___ Items ___

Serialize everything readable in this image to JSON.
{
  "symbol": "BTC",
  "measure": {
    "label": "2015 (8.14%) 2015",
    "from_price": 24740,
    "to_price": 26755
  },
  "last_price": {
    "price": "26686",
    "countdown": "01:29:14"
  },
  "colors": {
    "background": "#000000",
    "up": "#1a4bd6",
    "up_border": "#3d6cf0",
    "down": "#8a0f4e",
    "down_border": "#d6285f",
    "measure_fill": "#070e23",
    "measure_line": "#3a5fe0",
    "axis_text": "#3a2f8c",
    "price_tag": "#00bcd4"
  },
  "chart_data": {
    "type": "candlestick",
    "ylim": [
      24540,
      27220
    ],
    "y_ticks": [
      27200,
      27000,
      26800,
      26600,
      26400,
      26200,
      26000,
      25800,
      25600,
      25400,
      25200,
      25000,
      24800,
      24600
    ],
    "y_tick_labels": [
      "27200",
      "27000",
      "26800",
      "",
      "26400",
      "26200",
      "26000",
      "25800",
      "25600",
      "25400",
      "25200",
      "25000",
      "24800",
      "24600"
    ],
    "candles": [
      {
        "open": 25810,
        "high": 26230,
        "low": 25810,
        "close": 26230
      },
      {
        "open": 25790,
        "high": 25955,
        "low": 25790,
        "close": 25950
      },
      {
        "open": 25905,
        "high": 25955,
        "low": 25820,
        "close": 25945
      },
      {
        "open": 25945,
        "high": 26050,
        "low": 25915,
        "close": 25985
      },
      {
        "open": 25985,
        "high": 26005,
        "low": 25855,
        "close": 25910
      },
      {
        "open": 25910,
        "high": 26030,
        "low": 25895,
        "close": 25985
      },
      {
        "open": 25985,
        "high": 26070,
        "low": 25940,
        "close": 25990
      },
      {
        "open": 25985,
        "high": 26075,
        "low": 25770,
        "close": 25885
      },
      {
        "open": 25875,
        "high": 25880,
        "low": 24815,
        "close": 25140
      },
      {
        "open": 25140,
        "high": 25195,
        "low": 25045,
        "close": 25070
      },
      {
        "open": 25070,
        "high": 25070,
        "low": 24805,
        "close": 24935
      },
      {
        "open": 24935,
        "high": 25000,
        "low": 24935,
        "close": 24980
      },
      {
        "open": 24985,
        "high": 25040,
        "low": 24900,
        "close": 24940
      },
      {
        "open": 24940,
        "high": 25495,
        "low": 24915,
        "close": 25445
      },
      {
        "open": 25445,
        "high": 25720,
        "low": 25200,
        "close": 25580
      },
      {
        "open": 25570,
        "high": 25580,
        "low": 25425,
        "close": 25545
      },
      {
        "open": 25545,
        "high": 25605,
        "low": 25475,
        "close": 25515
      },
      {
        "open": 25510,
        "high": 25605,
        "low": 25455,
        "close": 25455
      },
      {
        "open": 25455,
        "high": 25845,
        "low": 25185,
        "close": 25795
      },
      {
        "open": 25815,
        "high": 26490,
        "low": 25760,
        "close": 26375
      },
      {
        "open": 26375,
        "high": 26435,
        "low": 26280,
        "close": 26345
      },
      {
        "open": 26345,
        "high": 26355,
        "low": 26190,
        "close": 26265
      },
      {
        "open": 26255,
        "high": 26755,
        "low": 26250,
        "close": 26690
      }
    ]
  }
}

___

Work to do =
Go through the entries and repeat each one exactly.

Exercise output =
Serialize everything readable in this image to JSON.
{
  "symbol": "BTC",
  "measure": {
    "label": "2015 (8.14%) 2015",
    "from_price": 24740,
    "to_price": 26755
  },
  "last_price": {
    "price": "26686",
    "countdown": "01:29:14"
  },
  "colors": {
    "background": "#000000",
    "up": "#1a4bd6",
    "up_border": "#3d6cf0",
    "down": "#8a0f4e",
    "down_border": "#d6285f",
    "measure_fill": "#070e23",
    "measure_line": "#3a5fe0",
    "axis_text": "#3a2f8c",
    "price_tag": "#00bcd4"
  },
  "chart_data": {
    "type": "candlestick",
    "ylim": [
      24540,
      27220
    ],
    "y_ticks": [
      27200,
      27000,
      26800,
      26600,
      26400,
      26200,
      26000,
      25800,
      25600,
      25400,
      25200,
      25000,
      24800,
      24600
    ],
    "y_tick_labels": [
      "27200",
      "27000",
      "26800",
      "",
      "26400",
      "26200",
      "26000",
      "25800",
      "25600",
      "25400",
      "25200",
      "25000",
      "24800",
      "24600"
    ],
    "candles": [
      {
        "open": 25810,
        "high": 26230,
        "low": 25810,
        "close": 26230
      },
      {
        "open": 25790,
        "high": 25955,
        "low": 25790,
        "close": 25950
      },
      {
        "open": 25905,
        "high": 25955,
        "low": 25820,
        "close": 25945
      },
      {
        "open": 25945,
        "high": 26050,
        "low": 25915,
        "close": 25985
      },
      {
        "open": 25985,
        "high": 26005,
        "low": 25855,
        "close": 25910
      },
      {
        "open": 25910,
        "high": 26030,
        "low": 25895,
        "close": 25985
      },
      {
        "open": 25985,
        "high": 26070,
        "low": 25940,
        "close": 25990
      },
      {
        "open": 25985,
        "high": 26075,
        "low": 25770,
        "close": 25885
      },
      {
        "open": 25875,
        "high": 25880,
        "low": 24815,
        "close": 25140
      },
      {
        "open": 25140,
        "high": 25195,
        "low": 25045,
        "close": 25070
      },
      {
        "open": 25070,
        "high": 25070,
        "low": 24805,
        "close": 24935
      },
      {
        "open": 24935,
        "high": 25000,
        "low": 24935,
        "close": 24980
      },
      {
        "open": 24985,
        "high": 25040,
        "low": 24900,
        "close": 24940
      },
      {
        "open": 24940,
        "high": 25495,
        "low": 24915,
        "close": 25445
      },
      {
        "open": 25445,
        "high": 25720,
        "low": 25200,
        "close": 25580
      },
      {
        "open": 25570,
        "high": 25580,
        "low": 25425,
        "close": 25545
      },
      {
        "open": 25545,
        "high": 25605,
        "low": 25475,
        "close": 25515
      },
      {
        "open": 25510,
        "high": 25605,
        "low": 25455,
        "close": 25455
      },
      {
        "open": 25455,
        "high": 25845,
        "low": 25185,
        "close": 25795
      },
      {
        "open": 25815,
        "high": 26490,
        "low": 25760,
        "close": 26375
      },
      {
        "open": 26375,
        "high": 26435,
        "low": 26280,
        "close": 26345
      },
      {
        "open": 26345,
        "high": 26355,
        "low": 26190,
        "close": 26265
      },
      {
        "open": 26255,
        "high": 26755,
        "low": 26250,
        "close": 26690
      }
    ]
  }
}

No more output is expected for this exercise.